▸ Task to carry out
Reproduce every line in the listing that contains the word "legend".

▸ Extracted records

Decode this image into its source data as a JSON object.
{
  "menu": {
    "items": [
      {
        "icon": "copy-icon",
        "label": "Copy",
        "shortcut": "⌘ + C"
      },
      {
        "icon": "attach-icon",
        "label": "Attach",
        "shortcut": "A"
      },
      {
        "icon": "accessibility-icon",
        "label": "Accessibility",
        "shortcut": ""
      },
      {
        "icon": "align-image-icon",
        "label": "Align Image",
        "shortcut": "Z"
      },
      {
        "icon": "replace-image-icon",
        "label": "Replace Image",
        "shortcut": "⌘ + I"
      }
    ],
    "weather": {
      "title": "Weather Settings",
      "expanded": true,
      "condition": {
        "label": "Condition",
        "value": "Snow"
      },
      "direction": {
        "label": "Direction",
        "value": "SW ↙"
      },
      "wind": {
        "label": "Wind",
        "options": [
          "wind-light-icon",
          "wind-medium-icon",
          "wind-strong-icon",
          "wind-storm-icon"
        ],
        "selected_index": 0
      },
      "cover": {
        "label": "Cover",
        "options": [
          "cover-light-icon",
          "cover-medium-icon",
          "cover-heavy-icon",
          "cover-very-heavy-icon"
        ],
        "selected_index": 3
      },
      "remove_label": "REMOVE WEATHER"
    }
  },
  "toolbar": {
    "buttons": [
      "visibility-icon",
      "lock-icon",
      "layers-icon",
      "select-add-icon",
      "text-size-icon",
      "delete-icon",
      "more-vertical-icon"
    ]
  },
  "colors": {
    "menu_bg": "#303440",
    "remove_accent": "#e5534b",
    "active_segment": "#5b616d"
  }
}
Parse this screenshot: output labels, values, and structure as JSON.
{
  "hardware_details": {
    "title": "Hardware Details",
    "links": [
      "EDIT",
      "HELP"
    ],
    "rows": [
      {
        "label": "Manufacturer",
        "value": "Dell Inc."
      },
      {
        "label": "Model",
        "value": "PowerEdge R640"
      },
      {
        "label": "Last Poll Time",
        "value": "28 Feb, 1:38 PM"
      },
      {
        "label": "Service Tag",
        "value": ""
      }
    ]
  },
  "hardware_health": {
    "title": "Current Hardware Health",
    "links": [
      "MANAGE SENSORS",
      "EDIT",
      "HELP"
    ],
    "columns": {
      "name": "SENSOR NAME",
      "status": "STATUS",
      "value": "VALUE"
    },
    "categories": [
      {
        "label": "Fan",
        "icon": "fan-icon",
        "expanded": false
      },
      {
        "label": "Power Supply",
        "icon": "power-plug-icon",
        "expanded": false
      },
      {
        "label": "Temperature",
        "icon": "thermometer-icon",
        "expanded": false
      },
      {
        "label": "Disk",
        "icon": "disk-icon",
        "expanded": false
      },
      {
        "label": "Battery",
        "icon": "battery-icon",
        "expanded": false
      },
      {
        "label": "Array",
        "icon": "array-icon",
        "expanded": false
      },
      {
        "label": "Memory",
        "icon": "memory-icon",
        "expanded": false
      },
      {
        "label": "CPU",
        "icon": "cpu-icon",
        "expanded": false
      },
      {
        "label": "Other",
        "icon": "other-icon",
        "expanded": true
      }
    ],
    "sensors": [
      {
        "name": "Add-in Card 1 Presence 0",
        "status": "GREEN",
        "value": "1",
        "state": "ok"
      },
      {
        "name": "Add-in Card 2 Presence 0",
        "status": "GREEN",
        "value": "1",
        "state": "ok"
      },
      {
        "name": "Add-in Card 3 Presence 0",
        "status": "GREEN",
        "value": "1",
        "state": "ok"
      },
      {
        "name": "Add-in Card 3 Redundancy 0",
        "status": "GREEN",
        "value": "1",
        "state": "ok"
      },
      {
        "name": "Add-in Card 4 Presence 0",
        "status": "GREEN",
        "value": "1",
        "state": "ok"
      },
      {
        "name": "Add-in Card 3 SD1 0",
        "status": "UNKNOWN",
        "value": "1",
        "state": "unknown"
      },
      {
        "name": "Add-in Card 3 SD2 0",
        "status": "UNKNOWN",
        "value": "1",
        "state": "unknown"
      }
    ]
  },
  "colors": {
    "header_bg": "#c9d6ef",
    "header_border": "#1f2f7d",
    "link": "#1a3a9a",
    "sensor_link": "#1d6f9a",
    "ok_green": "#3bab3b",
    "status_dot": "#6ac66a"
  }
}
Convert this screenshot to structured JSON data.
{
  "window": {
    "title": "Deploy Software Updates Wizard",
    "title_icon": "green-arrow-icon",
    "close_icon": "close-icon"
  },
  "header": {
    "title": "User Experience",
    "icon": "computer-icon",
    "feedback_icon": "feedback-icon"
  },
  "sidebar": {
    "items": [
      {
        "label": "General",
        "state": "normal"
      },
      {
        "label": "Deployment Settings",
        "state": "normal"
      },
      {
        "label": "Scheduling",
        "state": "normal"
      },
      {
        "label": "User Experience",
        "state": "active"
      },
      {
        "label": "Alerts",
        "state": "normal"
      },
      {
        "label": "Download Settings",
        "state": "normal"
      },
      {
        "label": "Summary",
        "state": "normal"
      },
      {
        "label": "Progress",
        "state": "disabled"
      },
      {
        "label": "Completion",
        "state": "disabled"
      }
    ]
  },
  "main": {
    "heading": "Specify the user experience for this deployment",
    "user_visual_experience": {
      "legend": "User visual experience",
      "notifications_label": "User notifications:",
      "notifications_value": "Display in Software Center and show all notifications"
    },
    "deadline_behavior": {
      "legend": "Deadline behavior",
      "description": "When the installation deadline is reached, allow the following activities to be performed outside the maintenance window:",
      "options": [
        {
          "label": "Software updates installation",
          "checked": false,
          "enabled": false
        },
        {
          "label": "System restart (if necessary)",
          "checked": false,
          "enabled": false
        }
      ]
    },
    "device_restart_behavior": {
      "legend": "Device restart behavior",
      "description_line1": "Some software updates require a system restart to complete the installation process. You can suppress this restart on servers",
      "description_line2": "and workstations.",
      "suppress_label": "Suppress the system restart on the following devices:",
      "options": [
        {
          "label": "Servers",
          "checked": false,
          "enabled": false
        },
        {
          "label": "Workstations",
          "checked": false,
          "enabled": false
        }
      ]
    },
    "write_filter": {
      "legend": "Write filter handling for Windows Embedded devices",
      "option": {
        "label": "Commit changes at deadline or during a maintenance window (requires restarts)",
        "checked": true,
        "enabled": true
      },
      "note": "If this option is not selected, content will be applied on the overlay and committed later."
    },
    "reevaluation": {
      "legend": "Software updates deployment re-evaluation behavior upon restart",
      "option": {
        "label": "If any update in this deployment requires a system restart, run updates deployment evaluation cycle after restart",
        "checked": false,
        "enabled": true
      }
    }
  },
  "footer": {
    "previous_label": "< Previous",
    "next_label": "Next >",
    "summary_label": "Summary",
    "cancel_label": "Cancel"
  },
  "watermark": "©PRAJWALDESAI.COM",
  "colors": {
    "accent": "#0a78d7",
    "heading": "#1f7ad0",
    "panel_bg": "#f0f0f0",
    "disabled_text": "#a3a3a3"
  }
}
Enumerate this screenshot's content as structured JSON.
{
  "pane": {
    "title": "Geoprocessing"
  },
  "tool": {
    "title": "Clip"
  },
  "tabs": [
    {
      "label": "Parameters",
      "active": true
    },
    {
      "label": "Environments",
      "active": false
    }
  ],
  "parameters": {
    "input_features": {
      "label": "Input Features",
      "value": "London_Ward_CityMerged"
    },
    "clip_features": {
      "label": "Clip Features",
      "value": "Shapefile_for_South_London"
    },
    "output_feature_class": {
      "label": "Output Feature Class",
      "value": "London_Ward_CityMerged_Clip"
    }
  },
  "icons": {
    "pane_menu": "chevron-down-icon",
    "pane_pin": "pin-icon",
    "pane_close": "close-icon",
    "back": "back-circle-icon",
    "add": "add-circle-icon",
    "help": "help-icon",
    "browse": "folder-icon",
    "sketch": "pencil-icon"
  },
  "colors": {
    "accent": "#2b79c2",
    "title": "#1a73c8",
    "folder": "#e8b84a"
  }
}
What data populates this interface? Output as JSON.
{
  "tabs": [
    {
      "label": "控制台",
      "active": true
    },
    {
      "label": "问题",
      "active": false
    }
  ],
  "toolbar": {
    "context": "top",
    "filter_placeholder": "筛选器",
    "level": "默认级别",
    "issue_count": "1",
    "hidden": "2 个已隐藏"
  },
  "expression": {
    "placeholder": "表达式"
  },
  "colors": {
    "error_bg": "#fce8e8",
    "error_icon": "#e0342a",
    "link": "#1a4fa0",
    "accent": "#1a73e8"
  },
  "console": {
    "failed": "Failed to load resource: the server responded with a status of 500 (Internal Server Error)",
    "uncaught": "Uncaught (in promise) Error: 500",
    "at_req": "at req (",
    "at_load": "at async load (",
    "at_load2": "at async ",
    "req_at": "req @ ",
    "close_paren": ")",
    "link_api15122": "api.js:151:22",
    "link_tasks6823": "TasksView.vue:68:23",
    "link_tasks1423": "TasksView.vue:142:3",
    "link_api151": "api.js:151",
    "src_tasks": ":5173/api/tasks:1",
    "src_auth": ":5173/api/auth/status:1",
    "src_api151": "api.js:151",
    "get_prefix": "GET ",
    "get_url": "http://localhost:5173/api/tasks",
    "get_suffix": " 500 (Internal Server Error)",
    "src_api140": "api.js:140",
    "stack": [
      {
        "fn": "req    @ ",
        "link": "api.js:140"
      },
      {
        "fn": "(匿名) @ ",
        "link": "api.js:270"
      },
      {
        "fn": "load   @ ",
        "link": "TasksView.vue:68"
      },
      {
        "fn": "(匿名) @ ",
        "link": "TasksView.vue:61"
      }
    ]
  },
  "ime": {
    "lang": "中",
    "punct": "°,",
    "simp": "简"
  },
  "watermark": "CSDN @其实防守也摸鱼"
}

▸ Output below
      "legend": "User visual experience",
      "legend": "Deadline behavior",
      "legend": "Device restart behavior",
      "legend": "Write filter handling for Windows Embedded devices",
      "legend": "Software updates deployment re-evaluation behavior upon restart",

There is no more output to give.